◆ **Record set**
********************
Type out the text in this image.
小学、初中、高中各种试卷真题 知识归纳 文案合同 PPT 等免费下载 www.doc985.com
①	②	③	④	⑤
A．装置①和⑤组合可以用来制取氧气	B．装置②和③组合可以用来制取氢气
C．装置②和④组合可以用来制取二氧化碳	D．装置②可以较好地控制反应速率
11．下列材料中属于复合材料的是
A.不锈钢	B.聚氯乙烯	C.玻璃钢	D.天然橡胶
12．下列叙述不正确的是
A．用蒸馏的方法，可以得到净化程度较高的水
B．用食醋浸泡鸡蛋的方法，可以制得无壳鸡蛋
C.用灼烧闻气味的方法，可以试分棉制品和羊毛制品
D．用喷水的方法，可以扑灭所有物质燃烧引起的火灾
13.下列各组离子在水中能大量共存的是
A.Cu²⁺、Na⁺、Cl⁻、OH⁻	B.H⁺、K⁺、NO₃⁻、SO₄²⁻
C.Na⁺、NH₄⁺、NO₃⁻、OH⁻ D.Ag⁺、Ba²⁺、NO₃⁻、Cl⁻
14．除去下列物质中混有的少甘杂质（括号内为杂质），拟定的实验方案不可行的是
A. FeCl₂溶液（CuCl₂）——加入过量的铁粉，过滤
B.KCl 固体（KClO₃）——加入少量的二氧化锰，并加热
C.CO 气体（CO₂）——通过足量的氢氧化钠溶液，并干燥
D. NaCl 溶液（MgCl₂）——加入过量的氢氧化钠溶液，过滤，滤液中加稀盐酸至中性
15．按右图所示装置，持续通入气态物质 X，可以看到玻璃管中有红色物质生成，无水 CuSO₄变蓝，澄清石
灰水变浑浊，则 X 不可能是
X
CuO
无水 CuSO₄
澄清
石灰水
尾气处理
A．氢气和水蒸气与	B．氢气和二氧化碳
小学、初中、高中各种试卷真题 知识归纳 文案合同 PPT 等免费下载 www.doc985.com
********************
◆ **Brief**
Extract each line from the listing above, please, and repeat it exactly.

◆ **Solved problem**
Type out the text in this image.
小学、初中、高中各种试卷真题 知识归纳 文案合同 PPT 等免费下载 www.doc985.com
①	②	③	④	⑤
A．装置①和⑤组合可以用来制取氧气	B．装置②和③组合可以用来制取氢气
C．装置②和④组合可以用来制取二氧化碳	D．装置②可以较好地控制反应速率
11．下列材料中属于复合材料的是
A.不锈钢	B.聚氯乙烯	C.玻璃钢	D.天然橡胶
12．下列叙述不正确的是
A．用蒸馏的方法，可以得到净化程度较高的水
B．用食醋浸泡鸡蛋的方法，可以制得无壳鸡蛋
C.用灼烧闻气味的方法，可以试分棉制品和羊毛制品
D．用喷水的方法，可以扑灭所有物质燃烧引起的火灾
13.下列各组离子在水中能大量共存的是
A.Cu²⁺、Na⁺、Cl⁻、OH⁻	B.H⁺、K⁺、NO₃⁻、SO₄²⁻
C.Na⁺、NH₄⁺、NO₃⁻、OH⁻ D.Ag⁺、Ba²⁺、NO₃⁻、Cl⁻
14．除去下列物质中混有的少甘杂质（括号内为杂质），拟定的实验方案不可行的是
A. FeCl₂溶液（CuCl₂）——加入过量的铁粉，过滤
B.KCl 固体（KClO₃）——加入少量的二氧化锰，并加热
C.CO 气体（CO₂）——通过足量的氢氧化钠溶液，并干燥
D. NaCl 溶液（MgCl₂）——加入过量的氢氧化钠溶液，过滤，滤液中加稀盐酸至中性
15．按右图所示装置，持续通入气态物质 X，可以看到玻璃管中有红色物质生成，无水 CuSO₄变蓝，澄清石
灰水变浑浊，则 X 不可能是
X
CuO
无水 CuSO₄
澄清
石灰水
尾气处理
A．氢气和水蒸气与	B．氢气和二氧化碳
小学、初中、高中各种试卷真题 知识归纳 文案合同 PPT 等免费下载 www.doc985.com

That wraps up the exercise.